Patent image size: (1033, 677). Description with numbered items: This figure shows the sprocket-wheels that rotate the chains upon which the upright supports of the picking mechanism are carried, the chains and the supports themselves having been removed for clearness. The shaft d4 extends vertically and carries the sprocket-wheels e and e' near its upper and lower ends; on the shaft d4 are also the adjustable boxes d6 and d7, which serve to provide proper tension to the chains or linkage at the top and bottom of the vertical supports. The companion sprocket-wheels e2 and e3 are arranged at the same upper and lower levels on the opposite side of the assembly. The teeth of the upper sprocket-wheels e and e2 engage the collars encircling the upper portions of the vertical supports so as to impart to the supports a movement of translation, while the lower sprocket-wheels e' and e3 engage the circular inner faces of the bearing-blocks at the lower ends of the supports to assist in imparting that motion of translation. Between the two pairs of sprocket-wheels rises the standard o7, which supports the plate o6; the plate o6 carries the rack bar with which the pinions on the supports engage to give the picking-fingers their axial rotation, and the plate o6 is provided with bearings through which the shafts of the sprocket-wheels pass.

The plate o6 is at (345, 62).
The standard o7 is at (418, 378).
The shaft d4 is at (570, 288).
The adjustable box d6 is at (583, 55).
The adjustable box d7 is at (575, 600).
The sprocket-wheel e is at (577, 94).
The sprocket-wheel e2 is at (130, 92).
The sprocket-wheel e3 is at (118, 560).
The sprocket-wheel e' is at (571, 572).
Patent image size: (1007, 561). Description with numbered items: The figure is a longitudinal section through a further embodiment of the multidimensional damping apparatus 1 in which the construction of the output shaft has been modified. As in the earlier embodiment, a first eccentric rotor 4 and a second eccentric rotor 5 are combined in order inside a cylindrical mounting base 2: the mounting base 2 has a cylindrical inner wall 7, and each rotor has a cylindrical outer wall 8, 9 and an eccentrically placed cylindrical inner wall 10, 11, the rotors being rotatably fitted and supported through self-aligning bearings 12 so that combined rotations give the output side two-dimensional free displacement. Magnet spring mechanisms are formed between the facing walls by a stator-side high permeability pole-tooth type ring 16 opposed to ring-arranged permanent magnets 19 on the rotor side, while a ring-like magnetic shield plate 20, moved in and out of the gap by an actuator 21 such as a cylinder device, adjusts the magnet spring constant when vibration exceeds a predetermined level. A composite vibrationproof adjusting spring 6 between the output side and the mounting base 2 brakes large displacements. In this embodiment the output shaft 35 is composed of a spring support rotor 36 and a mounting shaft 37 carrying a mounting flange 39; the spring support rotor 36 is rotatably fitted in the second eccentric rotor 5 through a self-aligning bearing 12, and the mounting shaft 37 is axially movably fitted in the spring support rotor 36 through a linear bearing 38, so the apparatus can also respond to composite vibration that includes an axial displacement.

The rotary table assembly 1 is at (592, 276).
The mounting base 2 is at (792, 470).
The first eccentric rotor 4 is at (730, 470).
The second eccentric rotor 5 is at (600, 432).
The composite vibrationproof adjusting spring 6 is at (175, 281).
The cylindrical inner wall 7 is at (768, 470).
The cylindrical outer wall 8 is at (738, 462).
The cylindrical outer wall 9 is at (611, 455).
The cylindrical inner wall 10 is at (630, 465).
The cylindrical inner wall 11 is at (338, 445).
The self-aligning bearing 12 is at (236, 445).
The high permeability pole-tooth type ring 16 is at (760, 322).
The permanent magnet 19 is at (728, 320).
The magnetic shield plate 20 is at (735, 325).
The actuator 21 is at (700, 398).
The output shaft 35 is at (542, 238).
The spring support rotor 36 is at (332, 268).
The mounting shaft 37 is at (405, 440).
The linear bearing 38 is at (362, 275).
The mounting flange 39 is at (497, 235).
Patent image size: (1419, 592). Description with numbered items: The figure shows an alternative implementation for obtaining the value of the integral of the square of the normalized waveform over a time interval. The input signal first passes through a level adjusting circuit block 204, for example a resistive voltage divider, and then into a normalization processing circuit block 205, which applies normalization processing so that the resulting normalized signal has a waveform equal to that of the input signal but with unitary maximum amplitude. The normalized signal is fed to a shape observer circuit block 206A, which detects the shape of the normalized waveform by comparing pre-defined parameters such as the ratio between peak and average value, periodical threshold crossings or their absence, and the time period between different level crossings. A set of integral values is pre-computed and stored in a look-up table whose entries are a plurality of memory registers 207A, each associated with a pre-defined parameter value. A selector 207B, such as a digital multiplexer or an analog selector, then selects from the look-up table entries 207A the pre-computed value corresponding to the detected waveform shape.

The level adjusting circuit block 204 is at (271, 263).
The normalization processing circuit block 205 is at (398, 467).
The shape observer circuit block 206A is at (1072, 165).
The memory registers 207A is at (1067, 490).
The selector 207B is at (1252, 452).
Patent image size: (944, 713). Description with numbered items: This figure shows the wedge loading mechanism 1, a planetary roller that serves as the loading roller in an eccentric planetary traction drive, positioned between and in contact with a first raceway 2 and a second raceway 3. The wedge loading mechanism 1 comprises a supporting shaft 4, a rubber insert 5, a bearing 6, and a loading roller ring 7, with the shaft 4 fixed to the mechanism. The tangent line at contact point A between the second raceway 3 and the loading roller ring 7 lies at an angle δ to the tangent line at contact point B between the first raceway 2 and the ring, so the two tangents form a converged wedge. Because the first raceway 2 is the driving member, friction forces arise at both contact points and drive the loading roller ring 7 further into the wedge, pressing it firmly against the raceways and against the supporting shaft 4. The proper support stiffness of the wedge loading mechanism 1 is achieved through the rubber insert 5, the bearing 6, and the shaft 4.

## YOUR TASK
Copy the entries word for word from their beginning through the line that contains "The adjustable box d6 is at (583, 55).", including that line, and reproduce no other lines.

## TASK RESULT
Patent image size: (1033, 677). Description with numbered items: This figure shows the sprocket-wheels that rotate the chains upon which the upright supports of the picking mechanism are carried, the chains and the supports themselves having been removed for clearness. The shaft d4 extends vertically and carries the sprocket-wheels e and e' near its upper and lower ends; on the shaft d4 are also the adjustable boxes d6 and d7, which serve to provide proper tension to the chains or linkage at the top and bottom of the vertical supports. The companion sprocket-wheels e2 and e3 are arranged at the same upper and lower levels on the opposite side of the assembly. The teeth of the upper sprocket-wheels e and e2 engage the collars encircling the upper portions of the vertical supports so as to impart to the supports a movement of translation, while the lower sprocket-wheels e' and e3 engage the circular inner faces of the bearing-blocks at the lower ends of the supports to assist in imparting that motion of translation. Between the two pairs of sprocket-wheels rises the standard o7, which supports the plate o6; the plate o6 carries the rack bar with which the pinions on the supports engage to give the picking-fingers their axial rotation, and the plate o6 is provided with bearings through which the shafts of the sprocket-wheels pass.

The plate o6 is at (345, 62).
The standard o7 is at (418, 378).
The shaft d4 is at (570, 288).
The adjustable box d6 is at (583, 55).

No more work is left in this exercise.